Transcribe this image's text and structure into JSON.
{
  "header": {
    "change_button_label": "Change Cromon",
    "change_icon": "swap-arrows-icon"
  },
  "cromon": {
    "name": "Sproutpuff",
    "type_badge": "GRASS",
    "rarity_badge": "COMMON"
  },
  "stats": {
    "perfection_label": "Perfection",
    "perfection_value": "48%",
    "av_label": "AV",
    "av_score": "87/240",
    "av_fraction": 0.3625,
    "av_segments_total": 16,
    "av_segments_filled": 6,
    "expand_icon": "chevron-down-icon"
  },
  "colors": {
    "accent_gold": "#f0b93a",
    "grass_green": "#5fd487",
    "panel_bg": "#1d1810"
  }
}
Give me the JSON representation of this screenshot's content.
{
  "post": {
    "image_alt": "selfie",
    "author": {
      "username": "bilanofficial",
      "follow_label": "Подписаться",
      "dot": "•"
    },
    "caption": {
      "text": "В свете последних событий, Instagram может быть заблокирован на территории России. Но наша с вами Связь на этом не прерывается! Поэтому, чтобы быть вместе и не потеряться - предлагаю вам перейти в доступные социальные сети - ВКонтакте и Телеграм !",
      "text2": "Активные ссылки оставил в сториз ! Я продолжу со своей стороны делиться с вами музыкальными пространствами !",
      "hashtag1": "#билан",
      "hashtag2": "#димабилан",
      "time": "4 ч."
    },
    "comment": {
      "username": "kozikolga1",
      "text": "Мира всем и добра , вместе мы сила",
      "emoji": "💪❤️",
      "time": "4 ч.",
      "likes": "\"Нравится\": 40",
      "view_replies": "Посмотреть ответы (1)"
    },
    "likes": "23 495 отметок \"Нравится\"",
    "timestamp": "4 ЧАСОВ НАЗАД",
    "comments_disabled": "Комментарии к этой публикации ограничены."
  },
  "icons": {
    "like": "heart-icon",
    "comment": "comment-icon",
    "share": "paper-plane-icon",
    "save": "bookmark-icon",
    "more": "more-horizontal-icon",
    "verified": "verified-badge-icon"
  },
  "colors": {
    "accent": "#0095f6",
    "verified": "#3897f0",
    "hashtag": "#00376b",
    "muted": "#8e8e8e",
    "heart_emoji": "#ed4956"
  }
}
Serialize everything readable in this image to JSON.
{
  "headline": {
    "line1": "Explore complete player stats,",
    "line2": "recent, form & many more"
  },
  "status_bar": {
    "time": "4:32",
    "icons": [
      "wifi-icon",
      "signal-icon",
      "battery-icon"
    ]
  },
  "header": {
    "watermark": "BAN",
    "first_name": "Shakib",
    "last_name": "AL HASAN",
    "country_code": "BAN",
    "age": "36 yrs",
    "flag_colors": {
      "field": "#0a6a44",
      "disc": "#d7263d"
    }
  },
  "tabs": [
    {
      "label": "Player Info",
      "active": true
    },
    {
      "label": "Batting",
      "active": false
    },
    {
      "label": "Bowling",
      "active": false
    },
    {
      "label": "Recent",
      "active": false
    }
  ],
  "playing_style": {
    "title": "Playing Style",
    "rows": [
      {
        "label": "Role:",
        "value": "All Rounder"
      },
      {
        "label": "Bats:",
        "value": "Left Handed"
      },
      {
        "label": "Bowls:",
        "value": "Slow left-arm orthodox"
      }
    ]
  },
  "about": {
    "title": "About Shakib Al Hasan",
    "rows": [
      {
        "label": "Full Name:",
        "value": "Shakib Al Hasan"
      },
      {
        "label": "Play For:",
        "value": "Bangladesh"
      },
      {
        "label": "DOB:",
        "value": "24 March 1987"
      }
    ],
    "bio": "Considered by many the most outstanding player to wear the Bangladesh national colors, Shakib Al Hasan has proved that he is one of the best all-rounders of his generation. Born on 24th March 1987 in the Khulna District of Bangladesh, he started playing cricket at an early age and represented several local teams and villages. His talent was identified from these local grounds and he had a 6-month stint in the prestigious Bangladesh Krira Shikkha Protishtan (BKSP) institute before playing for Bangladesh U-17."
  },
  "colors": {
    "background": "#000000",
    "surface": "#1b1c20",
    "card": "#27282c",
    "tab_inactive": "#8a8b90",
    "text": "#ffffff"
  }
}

- Problem -
Return every record above exactly as it appears.

- Response -
Transcribe this image's text and structure into JSON.
{
  "header": {
    "change_button_label": "Change Cromon",
    "change_icon": "swap-arrows-icon"
  },
  "cromon": {
    "name": "Sproutpuff",
    "type_badge": "GRASS",
    "rarity_badge": "COMMON"
  },
  "stats": {
    "perfection_label": "Perfection",
    "perfection_value": "48%",
    "av_label": "AV",
    "av_score": "87/240",
    "av_fraction": 0.3625,
    "av_segments_total": 16,
    "av_segments_filled": 6,
    "expand_icon": "chevron-down-icon"
  },
  "colors": {
    "accent_gold": "#f0b93a",
    "grass_green": "#5fd487",
    "panel_bg": "#1d1810"
  }
}
Give me the JSON representation of this screenshot's content.
{
  "post": {
    "image_alt": "selfie",
    "author": {
      "username": "bilanofficial",
      "follow_label": "Подписаться",
      "dot": "•"
    },
    "caption": {
      "text": "В свете последних событий, Instagram может быть заблокирован на территории России. Но наша с вами Связь на этом не прерывается! Поэтому, чтобы быть вместе и не потеряться - предлагаю вам перейти в доступные социальные сети - ВКонтакте и Телеграм !",
      "text2": "Активные ссылки оставил в сториз ! Я продолжу со своей стороны делиться с вами музыкальными пространствами !",
      "hashtag1": "#билан",
      "hashtag2": "#димабилан",
      "time": "4 ч."
    },
    "comment": {
      "username": "kozikolga1",
      "text": "Мира всем и добра , вместе мы сила",
      "emoji": "💪❤️",
      "time": "4 ч.",
      "likes": "\"Нравится\": 40",
      "view_replies": "Посмотреть ответы (1)"
    },
    "likes": "23 495 отметок \"Нравится\"",
    "timestamp": "4 ЧАСОВ НАЗАД",
    "comments_disabled": "Комментарии к этой публикации ограничены."
  },
  "icons": {
    "like": "heart-icon",
    "comment": "comment-icon",
    "share": "paper-plane-icon",
    "save": "bookmark-icon",
    "more": "more-horizontal-icon",
    "verified": "verified-badge-icon"
  },
  "colors": {
    "accent": "#0095f6",
    "verified": "#3897f0",
    "hashtag": "#00376b",
    "muted": "#8e8e8e",
    "heart_emoji": "#ed4956"
  }
}
Serialize everything readable in this image to JSON.
{
  "headline": {
    "line1": "Explore complete player stats,",
    "line2": "recent, form & many more"
  },
  "status_bar": {
    "time": "4:32",
    "icons": [
      "wifi-icon",
      "signal-icon",
      "battery-icon"
    ]
  },
  "header": {
    "watermark": "BAN",
    "first_name": "Shakib",
    "last_name": "AL HASAN",
    "country_code": "BAN",
    "age": "36 yrs",
    "flag_colors": {
      "field": "#0a6a44",
      "disc": "#d7263d"
    }
  },
  "tabs": [
    {
      "label": "Player Info",
      "active": true
    },
    {
      "label": "Batting",
      "active": false
    },
    {
      "label": "Bowling",
      "active": false
    },
    {
      "label": "Recent",
      "active": false
    }
  ],
  "playing_style": {
    "title": "Playing Style",
    "rows": [
      {
        "label": "Role:",
        "value": "All Rounder"
      },
      {
        "label": "Bats:",
        "value": "Left Handed"
      },
      {
        "label": "Bowls:",
        "value": "Slow left-arm orthodox"
      }
    ]
  },
  "about": {
    "title": "About Shakib Al Hasan",
    "rows": [
      {
        "label": "Full Name:",
        "value": "Shakib Al Hasan"
      },
      {
        "label": "Play For:",
        "value": "Bangladesh"
      },
      {
        "label": "DOB:",
        "value": "24 March 1987"
      }
    ],
    "bio": "Considered by many the most outstanding player to wear the Bangladesh national colors, Shakib Al Hasan has proved that he is one of the best all-rounders of his generation. Born on 24th March 1987 in the Khulna District of Bangladesh, he started playing cricket at an early age and represented several local teams and villages. His talent was identified from these local grounds and he had a 6-month stint in the prestigious Bangladesh Krira Shikkha Protishtan (BKSP) institute before playing for Bangladesh U-17."
  },
  "colors": {
    "background": "#000000",
    "surface": "#1b1c20",
    "card": "#27282c",
    "tab_inactive": "#8a8b90",
    "text": "#ffffff"
  }
}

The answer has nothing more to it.